Extract to read
----
Under anesthesia as described in Experiment I, a 1 cm 20-gauge nonmetallic endotracheal tube was placed via a tracheostomy. The cannulated animal (n = 5 per group) was then connected to a small animal ventilator (flexiVent, SCIREQ, Quebec, Canada) with a ~3 m tube in the supine position for MRI. To avoid the effect on either intraperitoneal or intrapulmonary pressure due to attachment of a respiratory sensor on the body, the tube was also connected to the pressure transducer of the MR system via a bifurcation for respiratory gating. A phantom containing 25 mmol/L gadolinium (Omniscan, GE Healthcare, Princeton, NJ) was located next to the animal as a reference for SI. The animal was mechanically ventilated at approximately 28 breaths/min in which the durations of inhalation and exhalation were set as 1 and 1.2 sec, respectively. Usually, ‘tidal volume’ is set for small animal ventilation, however, the dead volume in the connecting tube is critically large relative to the lung volume in mice. Thus, we set the intrapulmonary pressure at end-inspiration to 17 cmH2O where the lungs at end-expiration (atmospheric pressure) were inflated until the intrapulmonary pressure became 17 cmH2O and held for 1 sec, then quickly exhaled back to end-expiration. On a VOI encompassing the entire lung, respiratory-gated UTE imaging was repeated with five different TEs (0.1, 0.3, 0.5, 0.8, 1.2 msec) at each end-expiration and end-inspiration. The same k-space trajectory as Experiment I was used. The acquisition-window duration was 1.3 msec. The other imaging parameters were: 12 msec TR, 10° flip angle, 43 cm FOV, 1443 matrix, 776.2 Hz spectral bandwidth, 2 NEX and 6 m 19 s total scan time

Image Analysis

To measure SI in Experiment I, four different circular regions of interest (ROIs, size = 2.5 mm2) were selected, taking care to avoid main pulmonary vessels, in the right lower pulmonary parenchyma on a resliced axial image (0.35 mm thickness, 12 regions total per group). SI was also analyzed in air to provide an estimate of noise in each image. T2* was calculated in each ROI in the slope of the logarithm of the noise-corrected SIs (36) versus the TEs.
----
Your assignment
Repeat the methods passage on mouse lung MRI word for word, in full.
----
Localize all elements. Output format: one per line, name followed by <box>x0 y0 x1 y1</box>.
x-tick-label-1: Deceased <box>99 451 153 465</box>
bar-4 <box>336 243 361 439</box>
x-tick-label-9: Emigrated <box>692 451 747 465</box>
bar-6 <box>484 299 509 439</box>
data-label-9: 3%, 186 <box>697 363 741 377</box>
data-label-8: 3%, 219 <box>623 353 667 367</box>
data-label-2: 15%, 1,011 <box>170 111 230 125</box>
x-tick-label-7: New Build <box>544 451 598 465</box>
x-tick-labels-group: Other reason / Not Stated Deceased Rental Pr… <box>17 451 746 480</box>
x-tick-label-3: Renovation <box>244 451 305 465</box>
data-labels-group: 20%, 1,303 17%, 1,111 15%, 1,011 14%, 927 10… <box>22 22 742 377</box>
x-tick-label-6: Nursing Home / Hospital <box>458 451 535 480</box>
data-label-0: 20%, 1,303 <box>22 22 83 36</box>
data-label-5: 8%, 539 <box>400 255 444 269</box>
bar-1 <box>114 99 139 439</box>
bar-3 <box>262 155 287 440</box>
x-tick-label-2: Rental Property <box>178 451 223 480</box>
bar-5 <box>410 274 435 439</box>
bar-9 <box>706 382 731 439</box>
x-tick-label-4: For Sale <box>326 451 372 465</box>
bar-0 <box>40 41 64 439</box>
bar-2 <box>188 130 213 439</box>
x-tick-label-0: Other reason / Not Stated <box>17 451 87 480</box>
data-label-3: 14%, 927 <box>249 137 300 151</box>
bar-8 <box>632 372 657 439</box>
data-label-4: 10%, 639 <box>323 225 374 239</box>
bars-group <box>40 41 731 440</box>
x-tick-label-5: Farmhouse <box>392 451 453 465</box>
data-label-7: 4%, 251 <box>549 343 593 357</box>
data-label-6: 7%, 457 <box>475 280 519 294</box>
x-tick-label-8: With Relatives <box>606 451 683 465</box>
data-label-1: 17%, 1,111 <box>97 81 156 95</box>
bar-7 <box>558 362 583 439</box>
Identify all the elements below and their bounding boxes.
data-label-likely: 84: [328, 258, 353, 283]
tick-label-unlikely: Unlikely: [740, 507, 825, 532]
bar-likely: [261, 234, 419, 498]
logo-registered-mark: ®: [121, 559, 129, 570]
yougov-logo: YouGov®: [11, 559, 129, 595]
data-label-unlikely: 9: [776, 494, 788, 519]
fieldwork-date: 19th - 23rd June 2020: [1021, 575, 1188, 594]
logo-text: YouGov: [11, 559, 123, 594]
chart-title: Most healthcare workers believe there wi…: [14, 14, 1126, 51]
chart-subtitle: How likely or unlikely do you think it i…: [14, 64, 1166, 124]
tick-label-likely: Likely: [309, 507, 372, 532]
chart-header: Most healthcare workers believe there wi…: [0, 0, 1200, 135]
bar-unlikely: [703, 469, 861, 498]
----
Answer for the task
Under anesthesia as described in Experiment I, a 1 cm 20-gauge nonmetallic endotracheal tube was placed via a tracheostomy. The cannulated animal (n = 5 per group) was then connected to a small animal ventilator (flexiVent, SCIREQ, Quebec, Canada) with a ~3 m tube in the supine position for MRI. To avoid the effect on either intraperitoneal or intrapulmonary pressure due to attachment of a respiratory sensor on the body, the tube was also connected to the pressure transducer of the MR system via a bifurcation for respiratory gating. A phantom containing 25 mmol/L gadolinium (Omniscan, GE Healthcare, Princeton, NJ) was located next to the animal as a reference for SI. The animal was mechanically ventilated at approximately 28 breaths/min in which the durations of inhalation and exhalation were set as 1 and 1.2 sec, respectively. Usually, ‘tidal volume’ is set for small animal ventilation, however, the dead volume in the connecting tube is critically large relative to the lung volume in mice. Thus, we set the intrapulmonary pressure at end-inspiration to 17 cmH2O where the lungs at end-expiration (atmospheric pressure) were inflated until the intrapulmonary pressure became 17 cmH2O and held for 1 sec, then quickly exhaled back to end-expiration. On a VOI encompassing the entire lung, respiratory-gated UTE imaging was repeated with five different TEs (0.1, 0.3, 0.5, 0.8, 1.2 msec) at each end-expiration and end-inspiration. The same k-space trajectory as Experiment I was used. The acquisition-window duration was 1.3 msec. The other imaging parameters were: 12 msec TR, 10° flip angle, 43 cm FOV, 1443 matrix, 776.2 Hz spectral bandwidth, 2 NEX and 6 m 19 s total scan time

Image Analysis

To measure SI in Experiment I, four different circular regions of interest (ROIs, size = 2.5 mm2) were selected, taking care to avoid main pulmonary vessels, in the right lower pulmonary parenchyma on a resliced axial image (0.35 mm thickness, 12 regions total per group). SI was also analyzed in air to provide an estimate of noise in each image. T2* was calculated in each ROI in the slope of the logarithm of the noise-corrected SIs (36) versus the TEs.